» REQUESTS
[A] In the text on homogeneous materials, how does the European Commission define a homogeneous material?
[B] Reproduce word for word the passage of the homogeneous materials text from "Both the ELV" up to and including "does that mean?".
[C] Pick up the text on homogeneous materials after its final sentence and keep writing.

What is a Homogeneous Material?
Both the ELV and RoHS
directives specify maximum concentration values for certain
“homogeneous materials”. A great deal rides on what is
meant by a homogeneous material, especially for coatings and
surface treatments. As defined by the European Commission,
a homogeneous material is one that cannot be mechanically
disjointed into different materials.
But what does that mean?
According to the UK Department of Trade and Industry,
“The term ‘mechanically
disjointed’ means that the materials can be, in principle,
separated by mechanical actions such as unscrewing, cutting,
crushing, grinding and abrasive processes.”
On a
gross scale, this says that you cannot sell a car and claim
it is compliant because it only has Cr6+ on the
wheels, and so the weight of Cr6+ is only
0.000001% of the weight of the car. However, the meaning is
much more complicated for coatings.

For example, take a typical
coating stack for a painted steel. Cr6+ is often
used in a chromate conversion layer on the surface of the
zinc, and in some high-corrosion applications, a chromated
primer is also used. If the primer is chromate-free, then
the only likely problem with restricted materials is the
thinnest layer of all: the chromate conversion layer. As a
percentage of the total the chromate layer is miniscule, and
in fact zinc platers often regard chromated zinc as a single
material.

» MATERIAL
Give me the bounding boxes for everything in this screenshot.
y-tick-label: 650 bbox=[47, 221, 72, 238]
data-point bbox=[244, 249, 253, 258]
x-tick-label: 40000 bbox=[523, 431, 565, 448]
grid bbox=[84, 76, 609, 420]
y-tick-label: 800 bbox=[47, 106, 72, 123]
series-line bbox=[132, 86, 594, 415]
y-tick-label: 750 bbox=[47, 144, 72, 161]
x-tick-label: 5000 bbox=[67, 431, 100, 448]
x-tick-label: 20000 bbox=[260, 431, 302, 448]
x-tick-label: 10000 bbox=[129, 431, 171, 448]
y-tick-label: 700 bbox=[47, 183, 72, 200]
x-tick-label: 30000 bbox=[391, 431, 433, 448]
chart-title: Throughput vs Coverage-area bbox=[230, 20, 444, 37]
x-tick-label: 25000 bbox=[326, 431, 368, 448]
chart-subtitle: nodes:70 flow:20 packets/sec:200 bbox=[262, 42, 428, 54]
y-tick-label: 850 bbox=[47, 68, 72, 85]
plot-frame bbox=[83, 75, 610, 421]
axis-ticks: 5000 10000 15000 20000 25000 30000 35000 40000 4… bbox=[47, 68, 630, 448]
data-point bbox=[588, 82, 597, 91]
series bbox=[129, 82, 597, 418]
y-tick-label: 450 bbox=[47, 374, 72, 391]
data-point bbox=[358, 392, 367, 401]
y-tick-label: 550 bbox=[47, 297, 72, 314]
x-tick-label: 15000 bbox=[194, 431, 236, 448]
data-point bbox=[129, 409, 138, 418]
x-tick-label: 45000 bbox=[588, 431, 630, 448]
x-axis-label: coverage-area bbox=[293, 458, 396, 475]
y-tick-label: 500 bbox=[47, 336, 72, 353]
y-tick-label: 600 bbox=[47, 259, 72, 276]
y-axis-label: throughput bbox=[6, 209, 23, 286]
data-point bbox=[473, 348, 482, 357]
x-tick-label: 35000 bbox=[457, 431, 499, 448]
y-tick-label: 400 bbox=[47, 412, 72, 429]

» THE RESULTS
[A] A homogeneous material is one that cannot be mechanically disjointed into different materials.

[B]
Both the ELV and RoHS
directives specify maximum concentration values for certain
“homogeneous materials”. A great deal rides on what is
meant by a homogeneous material, especially for coatings and
surface treatments. As defined by the European Commission,
a homogeneous material is one that cannot be mechanically
disjointed into different materials.
But what does that mean?

[C]
So is this stack
RoHS-compliant? The easiest way to answer the question is
to think of sanding the stack. Even thought you might not
be able to do so in practice, you could, in principle,
sand off the layers one at a time, and the surface chemistry
would be different as you remove each layer. So each layer
can be “mechanically disjointed” and therefore
each coating in the stack is
considered a homogeneous material.
Thus, what matters in the case
of the chromate conversion layer is the percentage of Cr6+
in this layer alone. And any hexavalent chromate layer, no
matter how thin, presumably contains more than 0.1 wt.% Cr6+
– after all, that is why it works.
Life is,
of course, more complicated than this. It could be argued
that although the layers in the coating stack could be
separated in principle, this is not possible in practice.
It could also be argued that the layers are not themselves
homogeneous since their chemical composition varies through
their thickness. We suspect that in the end this whole
question will have to be fought out in court in the various
EU jurisdictions, with results that may or may not make any
engineering sense.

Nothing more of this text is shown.